● Task list
A. In the passage on Eu³⁺ luminescence, what quantum yield is reported for the SiO2-YF3:Tb3+,Eu3+ sample?
B. For each statement, say yes or no to whether it agrees with the passage on Eu³⁺ luminescence, and quote the passage's deciding words: (i) YF₃ and LaF₃ nanocrystals have a refractive index of about 1.55–1.56. (ii) The Einstein spontaneous emission coefficient used for the ⁵D₀ → ⁷F₁ transition is 14.65 s⁻¹. (iii) LaF₃ nanocrystals have a higher refractive index than the corresponding LaF₃ single crystal.

● Passage

____________

Table 3. Luminescence lifetimes of the ⁵D₀ state of Eu³⁺ and their contributions for fabricated glass-ceramics.

Sample	τ(5D0) (ms)	%, τn(5D0)	τavg(5D0) (ms)
SiO2-YF3:Tb3+,Eu3+	0.83 ± 0.08 (τ1) 5.67 ± 0.39 (τ2)	66.30% (τ1) 33.70% (τ2)	4.59
SiO2-LaF3:Tb3+,Eu3+	0.74 ± 0.04 (τ1) 6.84 ± 0.29 (τ2)	63.58% (τ1) 36.42% (τ2)	5.87

.

The optical characterization of fabricated co-doped sol-gel samples was supplemented with calculations of quantum yields, Ф_Eu. The quantum efficiencies were calculated from Ф = k_R/k formula in which k is the total decay rate constant (k = 1/τ) and k_R is the radiative rate constant estimated from the following Equation [60]:

$${\mathrm{k}}_{\mathrm{R}}={\mathrm{A}}_{\mathrm{MD},0}{\mathrm{n}}^3\left(\frac{{\mathrm{I}}_{\mathrm{tot}}}{{\mathrm{I}}_{\mathrm{MD}}}\right).$$

(7)

In above equation, A_MD,0 is according to the Einstein spontaneous emission coefficient for the ⁵D₀ → ⁷F₁ transition (14.65 s⁻¹ [61]); I_tot is the sum of integrated intensities of the ⁵D₀ → ⁷F_J (J = 0–4) luminescence bands of Eu³⁺; I_MD is the integrated intensity of the ⁵D₀ → ⁷F₁ magnetic-dipole transition and n is the refractive index. The refractive index of YF₃ and LaF₃ nanocrystals is almost the same and equals n = 1.55–1.56. Such values are comparable with previously published results [62,63]. It is quite interesting that the refractive index of LaF₃ nanocrystals is slightly lower than that of the corresponding LaF₃ single crystal, as was proven by Z. Wang et al. [64]. Finally, the calculated quantum yields are depicted in

Table 4. Quantum yields (Ф_Eu) calculated for fabricated xerogels and glass-ceramic materials.

Sample	ФEu (%)
XG-Y/Tb3+,Eu3+	9.2
XG-La/Tb3+,Eu3+	8.1
SiO2-YF3:Tb3+,Eu3+	73.0
SiO2-LaF3:Tb3+,Eu3+	49.5

.

____________

● Record list
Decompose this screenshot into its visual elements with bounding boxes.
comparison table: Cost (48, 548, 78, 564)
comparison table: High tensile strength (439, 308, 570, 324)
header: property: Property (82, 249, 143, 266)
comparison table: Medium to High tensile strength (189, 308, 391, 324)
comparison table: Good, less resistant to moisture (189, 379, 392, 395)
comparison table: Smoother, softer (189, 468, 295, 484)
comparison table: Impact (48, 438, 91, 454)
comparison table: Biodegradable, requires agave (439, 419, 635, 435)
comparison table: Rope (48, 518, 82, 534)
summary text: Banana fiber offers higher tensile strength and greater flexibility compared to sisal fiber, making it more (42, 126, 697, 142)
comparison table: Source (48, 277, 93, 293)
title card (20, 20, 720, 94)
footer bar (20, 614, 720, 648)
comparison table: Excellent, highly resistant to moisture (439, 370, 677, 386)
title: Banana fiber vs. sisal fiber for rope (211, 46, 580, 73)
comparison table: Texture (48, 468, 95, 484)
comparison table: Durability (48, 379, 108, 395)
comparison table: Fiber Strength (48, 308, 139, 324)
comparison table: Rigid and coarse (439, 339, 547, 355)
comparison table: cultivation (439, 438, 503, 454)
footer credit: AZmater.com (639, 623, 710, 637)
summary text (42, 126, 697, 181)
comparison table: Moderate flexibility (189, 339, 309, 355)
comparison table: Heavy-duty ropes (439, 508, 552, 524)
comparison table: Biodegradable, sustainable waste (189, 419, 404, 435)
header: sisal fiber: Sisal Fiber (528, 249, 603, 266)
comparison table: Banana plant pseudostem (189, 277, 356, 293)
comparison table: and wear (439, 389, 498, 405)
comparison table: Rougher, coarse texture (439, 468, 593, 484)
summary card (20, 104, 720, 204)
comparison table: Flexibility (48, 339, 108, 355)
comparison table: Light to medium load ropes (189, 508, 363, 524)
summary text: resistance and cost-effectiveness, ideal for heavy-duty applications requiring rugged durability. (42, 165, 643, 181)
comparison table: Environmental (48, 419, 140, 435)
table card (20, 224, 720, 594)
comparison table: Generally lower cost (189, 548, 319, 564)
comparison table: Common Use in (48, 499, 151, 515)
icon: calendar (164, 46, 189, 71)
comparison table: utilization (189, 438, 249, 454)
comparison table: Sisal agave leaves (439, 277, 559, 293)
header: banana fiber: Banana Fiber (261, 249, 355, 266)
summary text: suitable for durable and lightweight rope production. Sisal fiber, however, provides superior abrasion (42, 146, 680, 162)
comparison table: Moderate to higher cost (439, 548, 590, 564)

____________

● Solutions to the problems
A. 73.0%

B.
(i) Yes: "The refractive index of YF₃ and LaF₃ nanocrystals is almost the same and equals n = 1.55–1.56."
(ii) Yes: "the Einstein spontaneous emission coefficient for the ⁵D₀ → ⁷F₁ transition (14.65 s⁻¹ [61])"
(iii) No: "the refractive index of LaF₃ nanocrystals is slightly lower than that of the corresponding LaF₃ single crystal"